| Excerpted records |
☆ ☆ ☆ ☆ ☆

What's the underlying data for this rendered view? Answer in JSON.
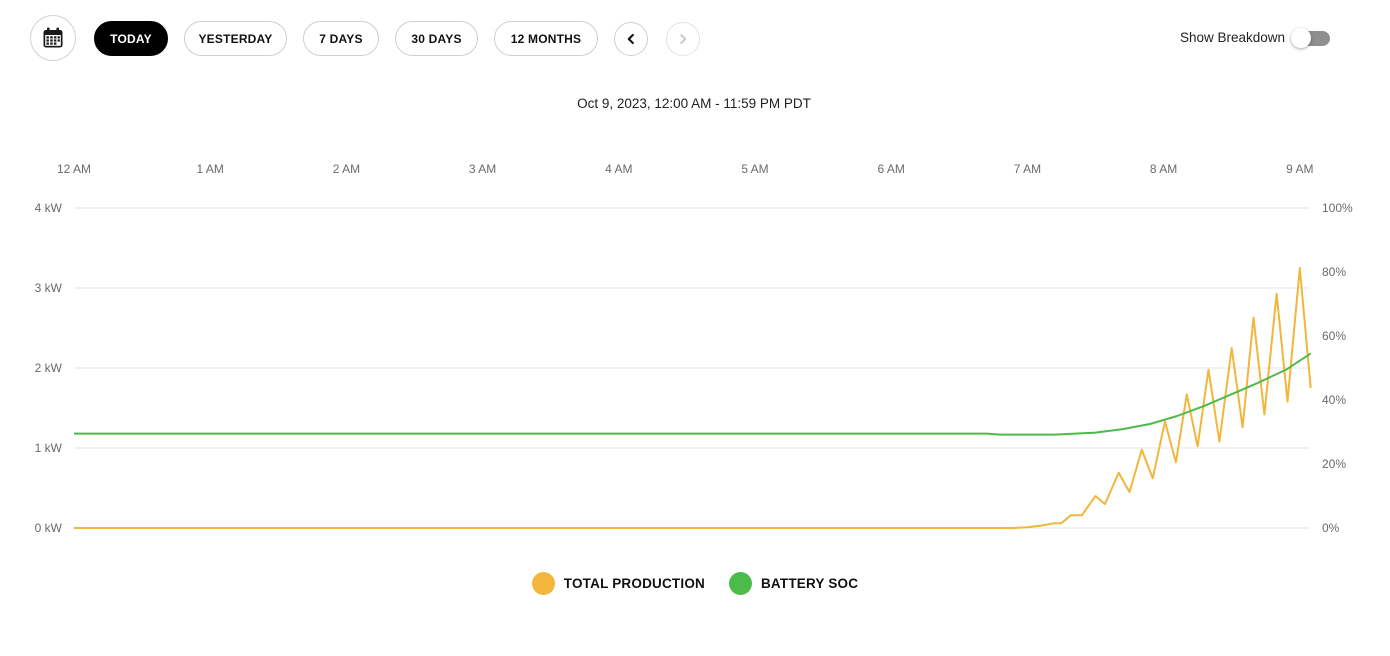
{
  "toolbar": {
    "calendar_icon": "calendar-icon",
    "ranges": [
      {
        "label": "TODAY",
        "active": true
      },
      {
        "label": "YESTERDAY",
        "active": false
      },
      {
        "label": "7 DAYS",
        "active": false
      },
      {
        "label": "30 DAYS",
        "active": false
      },
      {
        "label": "12 MONTHS",
        "active": false
      }
    ],
    "prev_icon": "chevron-left-icon",
    "next_icon": "chevron-right-icon",
    "breakdown_label": "Show Breakdown",
    "breakdown_on": false
  },
  "date_range": "Oct 9, 2023, 12:00 AM - 11:59 PM PDT",
  "colors": {
    "production": "#f3b63c",
    "battery": "#4cbb4a",
    "active_button": "#000000",
    "toggle_track": "#8f8f8f"
  },
  "chart_data": {
    "type": "line",
    "x_ticks": [
      "12 AM",
      "1 AM",
      "2 AM",
      "3 AM",
      "4 AM",
      "5 AM",
      "6 AM",
      "7 AM",
      "8 AM",
      "9 AM"
    ],
    "y_left_ticks": [
      "0 kW",
      "1 kW",
      "2 kW",
      "3 kW",
      "4 kW"
    ],
    "y_right_ticks": [
      "0%",
      "20%",
      "40%",
      "60%",
      "80%",
      "100%"
    ],
    "y_left_range": [
      0,
      4
    ],
    "y_right_range": [
      0,
      100
    ],
    "x_range_hours": [
      0,
      9.08
    ],
    "grid": true,
    "legend_position": "bottom-center",
    "series": [
      {
        "name": "TOTAL PRODUCTION",
        "axis": "left",
        "unit": "kW",
        "points": [
          [
            0,
            0
          ],
          [
            6.9,
            0
          ],
          [
            7.0,
            0.01
          ],
          [
            7.1,
            0.03
          ],
          [
            7.2,
            0.06
          ],
          [
            7.25,
            0.06
          ],
          [
            7.32,
            0.16
          ],
          [
            7.4,
            0.16
          ],
          [
            7.5,
            0.4
          ],
          [
            7.57,
            0.3
          ],
          [
            7.67,
            0.69
          ],
          [
            7.75,
            0.45
          ],
          [
            7.84,
            0.98
          ],
          [
            7.92,
            0.62
          ],
          [
            8.01,
            1.33
          ],
          [
            8.09,
            0.82
          ],
          [
            8.17,
            1.67
          ],
          [
            8.25,
            1.02
          ],
          [
            8.33,
            1.98
          ],
          [
            8.41,
            1.08
          ],
          [
            8.5,
            2.25
          ],
          [
            8.58,
            1.26
          ],
          [
            8.66,
            2.63
          ],
          [
            8.74,
            1.42
          ],
          [
            8.83,
            2.93
          ],
          [
            8.91,
            1.58
          ],
          [
            9.0,
            3.25
          ],
          [
            9.08,
            1.75
          ]
        ]
      },
      {
        "name": "BATTERY SOC",
        "axis": "right",
        "unit": "%",
        "points": [
          [
            0,
            29.5
          ],
          [
            6.7,
            29.5
          ],
          [
            6.8,
            29.2
          ],
          [
            7.0,
            29.2
          ],
          [
            7.2,
            29.2
          ],
          [
            7.5,
            29.8
          ],
          [
            7.7,
            30.9
          ],
          [
            7.9,
            32.5
          ],
          [
            8.1,
            35.0
          ],
          [
            8.3,
            38.2
          ],
          [
            8.5,
            41.8
          ],
          [
            8.7,
            45.5
          ],
          [
            8.9,
            49.5
          ],
          [
            9.08,
            54.5
          ]
        ]
      }
    ]
  }
}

☆ ☆ ☆ ☆ ☆

| Exercise details |
Your task is to repeat the material above exactly, without its pictures.

| Response to this task |
What's the underlying data for this rendered view? Answer in JSON.
{
  "toolbar": {
    "calendar_icon": "calendar-icon",
    "ranges": [
      {
        "label": "TODAY",
        "active": true
      },
      {
        "label": "YESTERDAY",
        "active": false
      },
      {
        "label": "7 DAYS",
        "active": false
      },
      {
        "label": "30 DAYS",
        "active": false
      },
      {
        "label": "12 MONTHS",
        "active": false
      }
    ],
    "prev_icon": "chevron-left-icon",
    "next_icon": "chevron-right-icon",
    "breakdown_label": "Show Breakdown",
    "breakdown_on": false
  },
  "date_range": "Oct 9, 2023, 12:00 AM - 11:59 PM PDT",
  "colors": {
    "production": "#f3b63c",
    "battery": "#4cbb4a",
    "active_button": "#000000",
    "toggle_track": "#8f8f8f"
  },
  "chart_data": {
    "type": "line",
    "x_ticks": [
      "12 AM",
      "1 AM",
      "2 AM",
      "3 AM",
      "4 AM",
      "5 AM",
      "6 AM",
      "7 AM",
      "8 AM",
      "9 AM"
    ],
    "y_left_ticks": [
      "0 kW",
      "1 kW",
      "2 kW",
      "3 kW",
      "4 kW"
    ],
    "y_right_ticks": [
      "0%",
      "20%",
      "40%",
      "60%",
      "80%",
      "100%"
    ],
    "y_left_range": [
      0,
      4
    ],
    "y_right_range": [
      0,
      100
    ],
    "x_range_hours": [
      0,
      9.08
    ],
    "grid": true,
    "legend_position": "bottom-center",
    "series": [
      {
        "name": "TOTAL PRODUCTION",
        "axis": "left",
        "unit": "kW",
        "points": [
          [
            0,
            0
          ],
          [
            6.9,
            0
          ],
          [
            7.0,
            0.01
          ],
          [
            7.1,
            0.03
          ],
          [
            7.2,
            0.06
          ],
          [
            7.25,
            0.06
          ],
          [
            7.32,
            0.16
          ],
          [
            7.4,
            0.16
          ],
          [
            7.5,
            0.4
          ],
          [
            7.57,
            0.3
          ],
          [
            7.67,
            0.69
          ],
          [
            7.75,
            0.45
          ],
          [
            7.84,
            0.98
          ],
          [
            7.92,
            0.62
          ],
          [
            8.01,
            1.33
          ],
          [
            8.09,
            0.82
          ],
          [
            8.17,
            1.67
          ],
          [
            8.25,
            1.02
          ],
          [
            8.33,
            1.98
          ],
          [
            8.41,
            1.08
          ],
          [
            8.5,
            2.25
          ],
          [
            8.58,
            1.26
          ],
          [
            8.66,
            2.63
          ],
          [
            8.74,
            1.42
          ],
          [
            8.83,
            2.93
          ],
          [
            8.91,
            1.58
          ],
          [
            9.0,
            3.25
          ],
          [
            9.08,
            1.75
          ]
        ]
      },
      {
        "name": "BATTERY SOC",
        "axis": "right",
        "unit": "%",
        "points": [
          [
            0,
            29.5
          ],
          [
            6.7,
            29.5
          ],
          [
            6.8,
            29.2
          ],
          [
            7.0,
            29.2
          ],
          [
            7.2,
            29.2
          ],
          [
            7.5,
            29.8
          ],
          [
            7.7,
            30.9
          ],
          [
            7.9,
            32.5
          ],
          [
            8.1,
            35.0
          ],
          [
            8.3,
            38.2
          ],
          [
            8.5,
            41.8
          ],
          [
            8.7,
            45.5
          ],
          [
            8.9,
            49.5
          ],
          [
            9.08,
            54.5
          ]
        ]
      }
    ]
  }
}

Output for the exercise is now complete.